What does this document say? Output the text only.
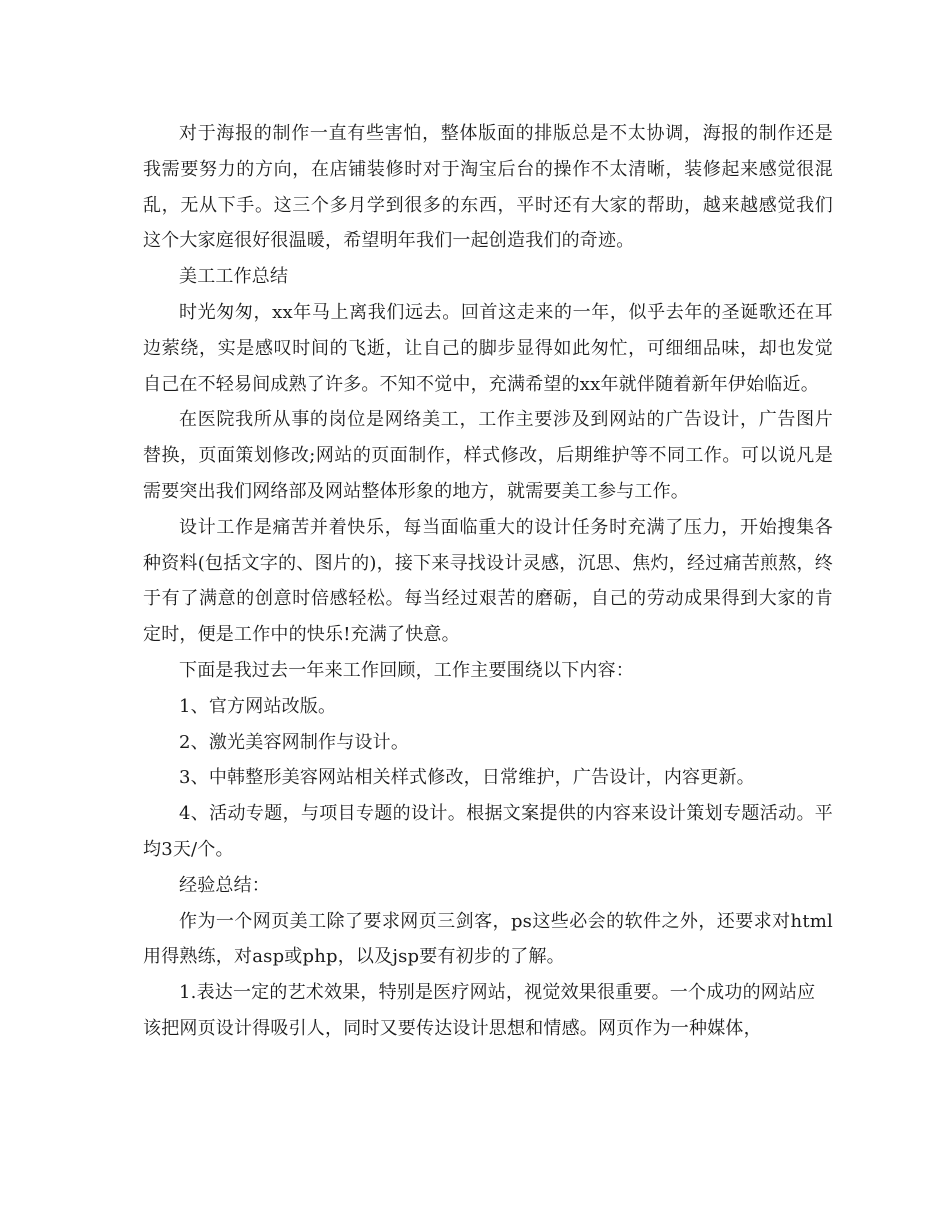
对于海报的制作一直有些害怕，整体版面的排版总是不太协调，海报的制作还是我需要努力的方向，在店铺装修时对于淘宝后台的操作不太清晰，装修起来感觉很混乱，无从下手。这三个多月学到很多的东西，平时还有大家的帮助，越来越感觉我们这个大家庭很好很温暖，希望明年我们一起创造我们的奇迹。

美工工作总结

时光匆匆，xx年马上离我们远去。回首这走来的一年，似乎去年的圣诞歌还在耳边萦绕，实是感叹时间的飞逝，让自己的脚步显得如此匆忙，可细细品味，却也发觉自己在不轻易间成熟了许多。不知不觉中，充满希望的xx年就伴随着新年伊始临近。

在医院我所从事的岗位是网络美工，工作主要涉及到网站的广告设计，广告图片替换，页面策划修改;网站的页面制作，样式修改，后期维护等不同工作。可以说凡是需要突出我们网络部及网站整体形象的地方，就需要美工参与工作。

设计工作是痛苦并着快乐，每当面临重大的设计任务时充满了压力，开始搜集各种资料(包括文字的、图片的)，接下来寻找设计灵感，沉思、焦灼，经过痛苦煎熬，终于有了满意的创意时倍感轻松。每当经过艰苦的磨砺，自己的劳动成果得到大家的肯定时，便是工作中的快乐!充满了快意。

下面是我过去一年来工作回顾，工作主要围绕以下内容：

1、官方网站改版。

2、激光美容网制作与设计。

3、中韩整形美容网站相关样式修改，日常维护，广告设计，内容更新。

4、活动专题，与项目专题的设计。根据文案提供的内容来设计策划专题活动。平均3天/个。

经验总结：

作为一个网页美工除了要求网页三剑客，ps这些必会的软件之外，还要求对html用得熟练，对asp或php，以及jsp要有初步的了解。

1.表达一定的艺术效果，特别是医疗网站，视觉效果很重要。一个成功的网站应该把网页设计得吸引人，同时又要传达设计思想和情感。网页作为一种媒体，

====

:: Written request ::
Reproduce each line exactly as it appears, omitting the pictures.

:: Completed exercise ::
What does this document say? Output the text only.
对于海报的制作一直有些害怕，整体版面的排版总是不太协调，海报的制作还是我需要努力的方向，在店铺装修时对于淘宝后台的操作不太清晰，装修起来感觉很混乱，无从下手。这三个多月学到很多的东西，平时还有大家的帮助，越来越感觉我们这个大家庭很好很温暖，希望明年我们一起创造我们的奇迹。

美工工作总结

时光匆匆，xx年马上离我们远去。回首这走来的一年，似乎去年的圣诞歌还在耳边萦绕，实是感叹时间的飞逝，让自己的脚步显得如此匆忙，可细细品味，却也发觉自己在不轻易间成熟了许多。不知不觉中，充满希望的xx年就伴随着新年伊始临近。

在医院我所从事的岗位是网络美工，工作主要涉及到网站的广告设计，广告图片替换，页面策划修改;网站的页面制作，样式修改，后期维护等不同工作。可以说凡是需要突出我们网络部及网站整体形象的地方，就需要美工参与工作。

设计工作是痛苦并着快乐，每当面临重大的设计任务时充满了压力，开始搜集各种资料(包括文字的、图片的)，接下来寻找设计灵感，沉思、焦灼，经过痛苦煎熬，终于有了满意的创意时倍感轻松。每当经过艰苦的磨砺，自己的劳动成果得到大家的肯定时，便是工作中的快乐!充满了快意。

下面是我过去一年来工作回顾，工作主要围绕以下内容：

1、官方网站改版。

2、激光美容网制作与设计。

3、中韩整形美容网站相关样式修改，日常维护，广告设计，内容更新。

4、活动专题，与项目专题的设计。根据文案提供的内容来设计策划专题活动。平均3天/个。

经验总结：

作为一个网页美工除了要求网页三剑客，ps这些必会的软件之外，还要求对html用得熟练，对asp或php，以及jsp要有初步的了解。

1.表达一定的艺术效果，特别是医疗网站，视觉效果很重要。一个成功的网站应该把网页设计得吸引人，同时又要传达设计思想和情感。网页作为一种媒体，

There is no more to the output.